__GIVEN RECORDS__.
☆ ☆ ☆ ☆ ☆

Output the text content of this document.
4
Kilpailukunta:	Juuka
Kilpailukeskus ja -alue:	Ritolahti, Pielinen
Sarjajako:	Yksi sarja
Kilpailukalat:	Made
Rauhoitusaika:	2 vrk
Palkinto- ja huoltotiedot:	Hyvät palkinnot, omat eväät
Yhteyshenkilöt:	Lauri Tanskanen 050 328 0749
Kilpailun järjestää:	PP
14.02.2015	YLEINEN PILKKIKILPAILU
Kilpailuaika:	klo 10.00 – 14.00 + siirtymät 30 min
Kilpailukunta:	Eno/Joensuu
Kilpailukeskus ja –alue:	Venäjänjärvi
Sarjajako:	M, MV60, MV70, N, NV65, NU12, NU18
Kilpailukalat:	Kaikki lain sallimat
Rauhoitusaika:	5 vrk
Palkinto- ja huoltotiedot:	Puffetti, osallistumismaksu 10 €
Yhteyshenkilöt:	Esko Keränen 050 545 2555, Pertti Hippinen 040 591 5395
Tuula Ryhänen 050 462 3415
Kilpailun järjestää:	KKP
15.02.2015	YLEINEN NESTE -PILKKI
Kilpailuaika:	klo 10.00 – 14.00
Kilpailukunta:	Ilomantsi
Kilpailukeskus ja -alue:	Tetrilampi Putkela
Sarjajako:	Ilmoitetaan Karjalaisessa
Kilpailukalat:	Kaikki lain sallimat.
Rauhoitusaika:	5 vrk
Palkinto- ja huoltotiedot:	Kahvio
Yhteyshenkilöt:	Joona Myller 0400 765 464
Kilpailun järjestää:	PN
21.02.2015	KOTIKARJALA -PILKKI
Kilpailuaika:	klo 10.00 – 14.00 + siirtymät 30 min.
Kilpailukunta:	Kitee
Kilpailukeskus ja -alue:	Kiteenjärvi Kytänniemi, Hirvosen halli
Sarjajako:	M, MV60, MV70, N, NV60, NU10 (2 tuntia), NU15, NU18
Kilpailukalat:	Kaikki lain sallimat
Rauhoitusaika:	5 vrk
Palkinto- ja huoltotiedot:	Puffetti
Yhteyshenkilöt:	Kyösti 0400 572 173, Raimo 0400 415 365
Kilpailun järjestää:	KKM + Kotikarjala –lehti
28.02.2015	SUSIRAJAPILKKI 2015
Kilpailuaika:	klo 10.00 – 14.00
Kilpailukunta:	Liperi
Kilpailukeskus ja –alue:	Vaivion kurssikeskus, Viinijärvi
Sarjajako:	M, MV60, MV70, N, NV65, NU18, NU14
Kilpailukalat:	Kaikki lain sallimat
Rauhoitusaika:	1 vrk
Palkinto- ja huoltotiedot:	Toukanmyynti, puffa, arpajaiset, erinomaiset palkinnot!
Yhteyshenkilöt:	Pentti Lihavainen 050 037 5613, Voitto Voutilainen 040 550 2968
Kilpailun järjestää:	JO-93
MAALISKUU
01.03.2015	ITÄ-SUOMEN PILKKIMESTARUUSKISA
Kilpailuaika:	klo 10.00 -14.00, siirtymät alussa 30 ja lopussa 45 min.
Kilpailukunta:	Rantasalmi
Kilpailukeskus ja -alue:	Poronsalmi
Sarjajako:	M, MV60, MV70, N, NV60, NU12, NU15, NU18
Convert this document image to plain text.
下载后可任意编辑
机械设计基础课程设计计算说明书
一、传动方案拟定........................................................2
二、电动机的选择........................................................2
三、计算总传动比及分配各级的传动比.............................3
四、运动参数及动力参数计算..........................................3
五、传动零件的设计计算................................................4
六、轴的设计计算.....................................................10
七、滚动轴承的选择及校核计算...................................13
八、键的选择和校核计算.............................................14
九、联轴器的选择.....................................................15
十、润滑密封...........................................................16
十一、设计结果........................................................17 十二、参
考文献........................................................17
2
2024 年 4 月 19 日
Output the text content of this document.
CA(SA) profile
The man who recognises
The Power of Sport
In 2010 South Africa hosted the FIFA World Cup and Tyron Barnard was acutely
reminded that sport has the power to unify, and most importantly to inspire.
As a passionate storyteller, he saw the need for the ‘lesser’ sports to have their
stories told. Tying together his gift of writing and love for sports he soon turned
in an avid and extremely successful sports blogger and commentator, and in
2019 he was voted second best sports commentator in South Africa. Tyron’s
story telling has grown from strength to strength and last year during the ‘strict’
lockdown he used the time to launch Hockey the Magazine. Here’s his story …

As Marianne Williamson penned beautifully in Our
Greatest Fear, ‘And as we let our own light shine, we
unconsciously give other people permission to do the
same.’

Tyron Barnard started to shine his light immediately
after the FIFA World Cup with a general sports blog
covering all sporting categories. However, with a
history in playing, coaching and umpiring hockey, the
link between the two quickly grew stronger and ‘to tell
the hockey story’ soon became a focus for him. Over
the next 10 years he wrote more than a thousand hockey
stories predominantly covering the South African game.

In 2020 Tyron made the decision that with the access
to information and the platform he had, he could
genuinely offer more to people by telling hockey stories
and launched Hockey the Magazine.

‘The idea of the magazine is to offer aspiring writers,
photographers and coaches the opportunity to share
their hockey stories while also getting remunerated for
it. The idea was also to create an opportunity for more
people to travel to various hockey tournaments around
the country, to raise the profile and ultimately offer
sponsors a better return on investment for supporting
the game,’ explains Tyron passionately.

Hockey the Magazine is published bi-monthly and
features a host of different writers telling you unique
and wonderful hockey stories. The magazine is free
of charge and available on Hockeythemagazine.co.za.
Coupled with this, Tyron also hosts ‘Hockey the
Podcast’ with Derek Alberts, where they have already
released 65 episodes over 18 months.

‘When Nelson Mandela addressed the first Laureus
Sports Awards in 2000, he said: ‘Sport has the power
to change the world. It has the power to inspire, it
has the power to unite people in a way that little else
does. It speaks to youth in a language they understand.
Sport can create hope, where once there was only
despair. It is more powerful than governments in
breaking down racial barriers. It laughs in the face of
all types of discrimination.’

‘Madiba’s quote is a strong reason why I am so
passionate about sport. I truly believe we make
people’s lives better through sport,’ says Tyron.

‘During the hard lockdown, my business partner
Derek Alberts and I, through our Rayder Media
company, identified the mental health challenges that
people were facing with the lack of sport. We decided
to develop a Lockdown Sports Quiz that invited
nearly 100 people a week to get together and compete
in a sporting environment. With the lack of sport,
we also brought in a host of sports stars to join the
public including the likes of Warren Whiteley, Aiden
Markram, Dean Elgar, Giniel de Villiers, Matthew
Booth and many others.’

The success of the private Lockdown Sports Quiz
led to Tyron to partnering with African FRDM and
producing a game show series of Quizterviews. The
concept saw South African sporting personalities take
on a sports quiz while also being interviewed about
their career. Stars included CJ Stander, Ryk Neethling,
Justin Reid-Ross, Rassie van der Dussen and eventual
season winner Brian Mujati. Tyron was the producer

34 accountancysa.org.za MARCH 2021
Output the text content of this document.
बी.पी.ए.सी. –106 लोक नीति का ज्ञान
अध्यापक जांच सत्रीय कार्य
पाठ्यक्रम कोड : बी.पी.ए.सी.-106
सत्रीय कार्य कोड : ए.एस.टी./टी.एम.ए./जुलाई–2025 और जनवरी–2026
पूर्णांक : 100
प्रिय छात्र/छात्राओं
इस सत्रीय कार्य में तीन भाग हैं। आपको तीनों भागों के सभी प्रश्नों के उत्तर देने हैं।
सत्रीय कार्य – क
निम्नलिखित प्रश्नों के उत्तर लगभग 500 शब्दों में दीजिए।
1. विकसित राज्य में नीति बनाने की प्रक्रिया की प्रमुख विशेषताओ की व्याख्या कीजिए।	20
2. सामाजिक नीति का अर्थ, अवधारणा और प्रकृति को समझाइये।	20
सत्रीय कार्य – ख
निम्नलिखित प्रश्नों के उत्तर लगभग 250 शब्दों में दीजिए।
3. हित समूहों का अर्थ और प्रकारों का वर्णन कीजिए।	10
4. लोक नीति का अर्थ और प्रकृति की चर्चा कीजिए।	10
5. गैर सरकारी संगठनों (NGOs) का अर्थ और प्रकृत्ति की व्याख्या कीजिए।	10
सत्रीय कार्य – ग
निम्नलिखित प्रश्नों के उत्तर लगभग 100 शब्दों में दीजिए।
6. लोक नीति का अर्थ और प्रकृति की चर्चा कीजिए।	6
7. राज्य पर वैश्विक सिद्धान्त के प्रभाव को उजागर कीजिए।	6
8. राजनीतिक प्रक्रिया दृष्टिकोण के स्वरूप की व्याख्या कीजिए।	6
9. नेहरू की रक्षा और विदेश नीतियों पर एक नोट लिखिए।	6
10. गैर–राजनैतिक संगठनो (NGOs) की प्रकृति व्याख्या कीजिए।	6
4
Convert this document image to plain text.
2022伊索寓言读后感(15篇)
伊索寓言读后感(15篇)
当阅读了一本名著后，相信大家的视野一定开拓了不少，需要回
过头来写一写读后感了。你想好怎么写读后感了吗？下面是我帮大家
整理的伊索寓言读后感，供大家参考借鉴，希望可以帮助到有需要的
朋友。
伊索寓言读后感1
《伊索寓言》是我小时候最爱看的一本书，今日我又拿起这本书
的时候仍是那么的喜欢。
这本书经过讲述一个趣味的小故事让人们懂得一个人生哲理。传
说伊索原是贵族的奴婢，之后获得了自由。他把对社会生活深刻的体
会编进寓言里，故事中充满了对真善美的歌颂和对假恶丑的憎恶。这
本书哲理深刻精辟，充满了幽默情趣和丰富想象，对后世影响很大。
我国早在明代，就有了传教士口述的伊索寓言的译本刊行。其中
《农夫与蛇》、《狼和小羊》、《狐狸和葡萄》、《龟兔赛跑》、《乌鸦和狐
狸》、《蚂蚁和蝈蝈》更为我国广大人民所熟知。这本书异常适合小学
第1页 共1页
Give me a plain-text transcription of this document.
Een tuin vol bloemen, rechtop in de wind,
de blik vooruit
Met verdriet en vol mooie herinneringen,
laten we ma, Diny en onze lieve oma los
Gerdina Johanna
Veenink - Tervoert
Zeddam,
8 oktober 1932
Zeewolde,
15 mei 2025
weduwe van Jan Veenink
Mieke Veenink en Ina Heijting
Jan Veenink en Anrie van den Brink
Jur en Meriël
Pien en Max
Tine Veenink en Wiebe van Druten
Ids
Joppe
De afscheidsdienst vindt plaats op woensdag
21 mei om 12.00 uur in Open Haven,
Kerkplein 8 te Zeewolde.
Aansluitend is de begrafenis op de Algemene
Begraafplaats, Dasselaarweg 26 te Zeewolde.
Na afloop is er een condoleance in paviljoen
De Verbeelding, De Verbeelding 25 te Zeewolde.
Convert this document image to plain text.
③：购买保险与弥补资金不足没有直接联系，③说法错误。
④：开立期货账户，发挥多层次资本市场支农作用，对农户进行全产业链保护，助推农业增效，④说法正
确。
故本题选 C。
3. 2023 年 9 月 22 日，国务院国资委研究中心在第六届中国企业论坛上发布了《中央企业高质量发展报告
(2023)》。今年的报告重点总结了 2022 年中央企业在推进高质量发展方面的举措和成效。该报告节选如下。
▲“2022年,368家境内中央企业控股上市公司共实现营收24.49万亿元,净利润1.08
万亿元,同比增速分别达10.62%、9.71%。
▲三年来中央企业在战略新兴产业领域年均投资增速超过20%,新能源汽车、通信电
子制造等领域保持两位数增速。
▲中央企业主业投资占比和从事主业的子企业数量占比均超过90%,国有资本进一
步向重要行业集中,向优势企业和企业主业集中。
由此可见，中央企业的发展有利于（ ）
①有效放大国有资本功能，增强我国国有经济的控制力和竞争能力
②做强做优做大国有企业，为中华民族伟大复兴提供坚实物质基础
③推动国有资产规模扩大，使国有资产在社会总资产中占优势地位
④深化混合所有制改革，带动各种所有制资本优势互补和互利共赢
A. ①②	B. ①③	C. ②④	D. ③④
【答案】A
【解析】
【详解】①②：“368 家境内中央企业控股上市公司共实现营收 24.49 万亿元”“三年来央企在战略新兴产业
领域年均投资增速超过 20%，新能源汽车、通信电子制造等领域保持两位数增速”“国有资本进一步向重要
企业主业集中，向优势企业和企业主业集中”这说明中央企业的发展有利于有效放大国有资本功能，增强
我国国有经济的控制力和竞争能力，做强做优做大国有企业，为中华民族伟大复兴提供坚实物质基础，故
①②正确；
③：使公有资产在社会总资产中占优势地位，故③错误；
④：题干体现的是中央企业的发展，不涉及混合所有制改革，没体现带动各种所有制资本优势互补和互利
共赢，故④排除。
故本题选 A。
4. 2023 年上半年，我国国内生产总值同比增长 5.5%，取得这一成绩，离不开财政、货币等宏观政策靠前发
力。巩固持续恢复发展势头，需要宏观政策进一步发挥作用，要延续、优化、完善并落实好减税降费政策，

☆ ☆ ☆ ☆ ☆

__WRITTEN INSTRUCTION__. Scan the listing above and copy all lines containing the word "about".

__COMPLETE RESPONSE__.
passionate about sport. I truly believe we make
on a sports quiz while also being interviewed about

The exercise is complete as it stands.